■ Written request A
Name every database system listed in the SQL API discussion as having some equivalent of a row ID.
■ Written request B
Answer these questions using the SQL API discussion:
(i) Which kinds of statements is -exec said to be meant for?
(ii) What query does the reply offer for getting a count?
(iii) What does the last paragraph say the user should be required to do with the rowid?
■ Written request C
In the SQL API discussion, transcribe the passage that starts with the words containing "Right, that's true." and ends with "not very useful.".

■ Document text
SQL API sketch with some code Lassi Kortela 30 Aug 2020 13:24 UTC

>     In practice, the useful ones are:
>
>     - I expect to receive exactly one scalar (i.e. one row with one column).
>
>     - I expect to receive exactly one vector (i.e. one row with with one or
>     more columns).
>
>     - I expect to receive zero or more vectors (i.e. zero or more rows,
>     each
>     with one or more columns).
>
> Those are sufficient if you only deal in relatively static SELECT
> statements, where the only thing you plug in is specific values.

Right, that's true.

> I think, having poked around a bit now, that -exec is meant for INSERT,
> UPDATE, and DELETE statements, and what it reports is the number of rows
> affected.  If you use it on a SELECT statement, you get the number of
> rows retrieved, but not the data, which indeed is not very useful.

Yeah, we'd use `select count(*) from foo` to get the count, or turn the
table rows into Scheme objects and count those objects.

>     row IDs
>
> They are non-portable but necessary, as long as you are using
> automatically generated primary keys.  (I happen to think this is bad
> style, but it's often very efficient so people do use it.)  So if you
> want to insert a row for a person into one table, and then rows for
> their dependents into another, you need the primary key (that is, the
> row ID) of the row you just added to the persons table, so that you can
> insert the value into the rows you will add to the dependents table as a
> foreign key column.  This procedure lets you get that key, which is not
> readily retrievable otherwise.  Most of the databases I've looked at
> (SQLite, Oracle, SQL Server, MySQL, PostgreSQL) have some equivalent of
> a row ID.

OK, that makes sense. You're probably right on all counts.

However, since we agree that use of rowid is questionable style, I think
we should require the user to explicitly ask for the rowid rather than
give it back implicitly as the default useful thing to return.

(Saved data entries)
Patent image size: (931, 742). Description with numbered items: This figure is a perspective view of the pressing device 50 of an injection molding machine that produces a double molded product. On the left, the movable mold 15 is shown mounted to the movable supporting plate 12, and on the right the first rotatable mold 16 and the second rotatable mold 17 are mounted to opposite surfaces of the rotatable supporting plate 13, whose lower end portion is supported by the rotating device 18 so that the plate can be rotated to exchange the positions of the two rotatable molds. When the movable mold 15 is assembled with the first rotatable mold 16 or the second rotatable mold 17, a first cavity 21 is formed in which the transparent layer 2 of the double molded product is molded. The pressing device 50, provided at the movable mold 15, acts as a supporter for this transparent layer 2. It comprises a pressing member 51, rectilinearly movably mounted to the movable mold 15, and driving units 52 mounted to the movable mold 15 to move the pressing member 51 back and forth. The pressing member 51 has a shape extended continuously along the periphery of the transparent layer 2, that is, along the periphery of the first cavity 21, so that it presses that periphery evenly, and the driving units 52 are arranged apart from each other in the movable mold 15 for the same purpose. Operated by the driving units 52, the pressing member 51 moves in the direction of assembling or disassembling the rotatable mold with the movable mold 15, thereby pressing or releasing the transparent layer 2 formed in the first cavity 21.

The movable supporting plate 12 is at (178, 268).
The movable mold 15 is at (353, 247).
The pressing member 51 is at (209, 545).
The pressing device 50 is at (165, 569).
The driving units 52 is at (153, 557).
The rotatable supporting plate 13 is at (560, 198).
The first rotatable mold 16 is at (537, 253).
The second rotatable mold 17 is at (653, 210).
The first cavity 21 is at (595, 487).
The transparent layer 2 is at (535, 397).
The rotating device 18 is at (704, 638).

■ Written solution A
SQLite, Oracle, SQL Server, MySQL, PostgreSQL

■ Written solution B
(i) INSERT, UPDATE, and DELETE statements.
(ii) `select count(*) from foo`
(iii) Explicitly ask for the rowid rather than have it returned implicitly as the default.

■ Written solution C
Right, that's true.

> I think, having poked around a bit now, that -exec is meant for INSERT,
> UPDATE, and DELETE statements, and what it reports is the number of rows
> affected.  If you use it on a SELECT statement, you get the number of
> rows retrieved, but not the data, which indeed is not very useful.